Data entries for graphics
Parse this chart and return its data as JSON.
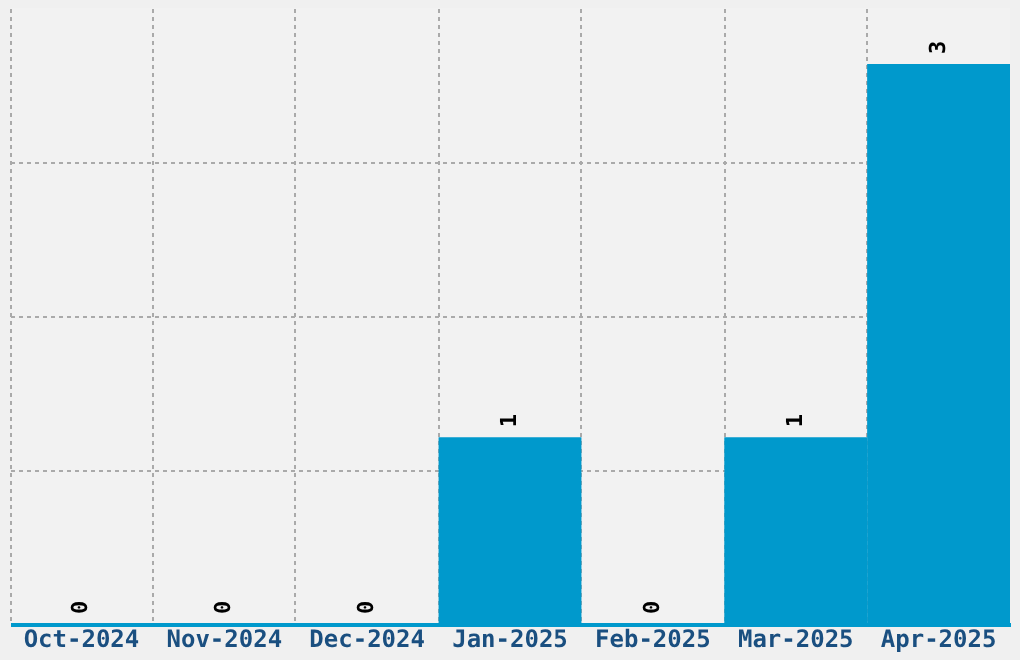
{
  "chart_data": {
    "type": "bar",
    "categories": [
      "Oct-2024",
      "Nov-2024",
      "Dec-2024",
      "Jan-2025",
      "Feb-2025",
      "Mar-2025",
      "Apr-2025"
    ],
    "values": [
      0,
      0,
      0,
      1,
      0,
      1,
      3
    ],
    "color": "#0099cc",
    "ylim": [
      0,
      3.3
    ],
    "yticks": [
      {
        "value": 0.82,
        "label": null
      },
      {
        "value": 1.65,
        "label": null
      },
      {
        "value": 2.47,
        "label": null
      }
    ],
    "grid": true,
    "tick_labels": "x",
    "data_labels": true
  }
}
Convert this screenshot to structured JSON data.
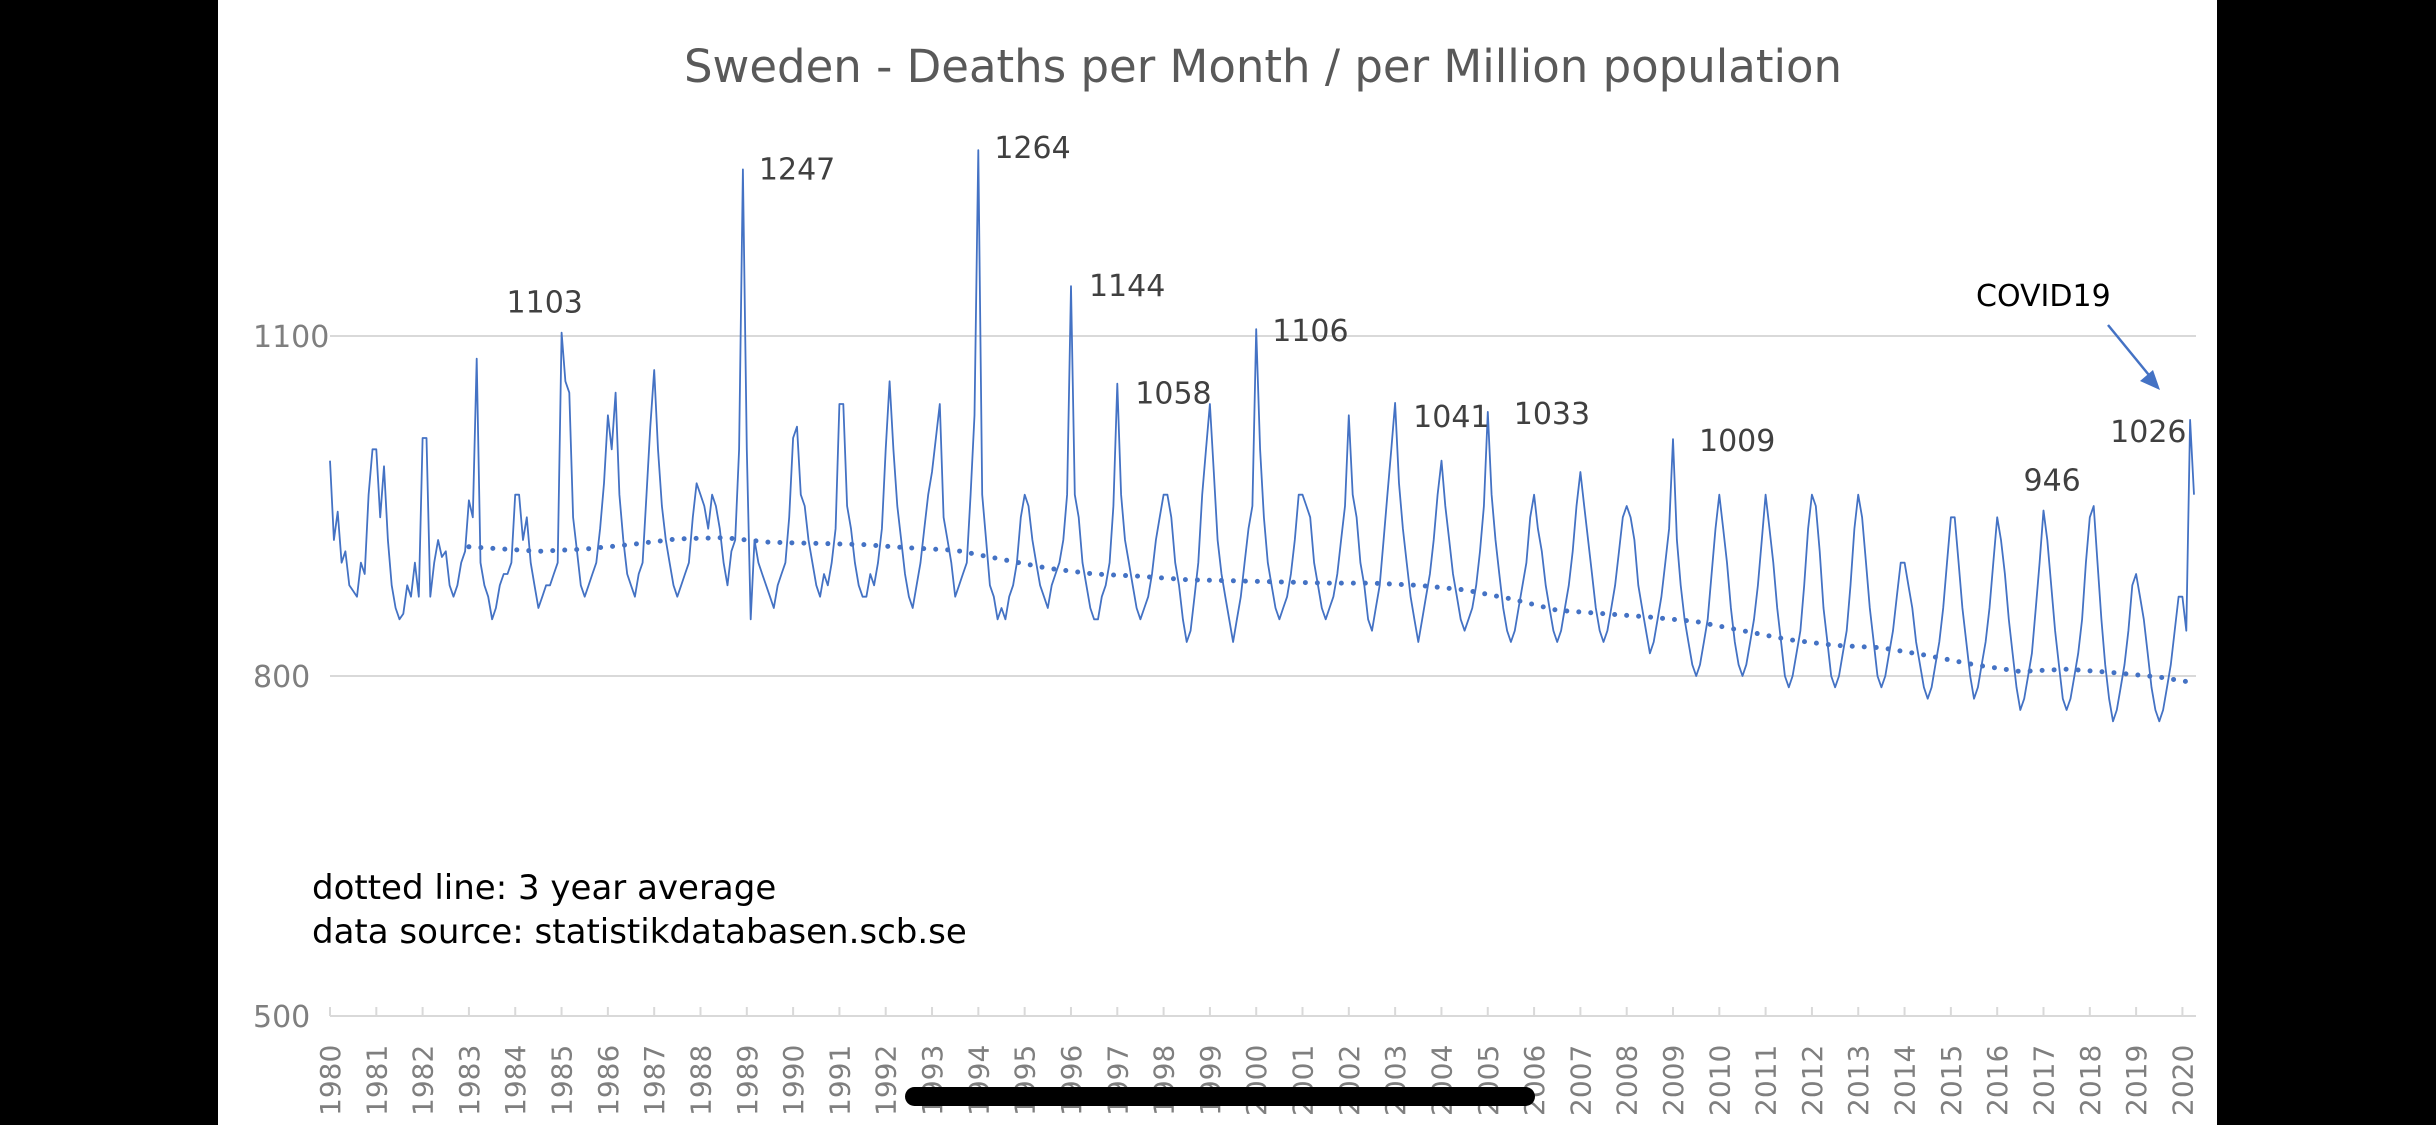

#### EXERCISE GOAL
Repeat each entry precisely as it appears. Leave the pictures out.

#### CORRECT ANSWER
Parse this chart and return its data as JSON.
{
  "chart_data": {
    "type": "bar",
    "categories": [
      "Oct-2024",
      "Nov-2024",
      "Dec-2024",
      "Jan-2025",
      "Feb-2025",
      "Mar-2025",
      "Apr-2025"
    ],
    "values": [
      0,
      0,
      0,
      1,
      0,
      1,
      3
    ],
    "color": "#0099cc",
    "ylim": [
      0,
      3.3
    ],
    "yticks": [
      {
        "value": 0.82,
        "label": null
      },
      {
        "value": 1.65,
        "label": null
      },
      {
        "value": 2.47,
        "label": null
      }
    ],
    "grid": true,
    "tick_labels": "x",
    "data_labels": true
  }
}
Convert this screenshot to structured JSON data.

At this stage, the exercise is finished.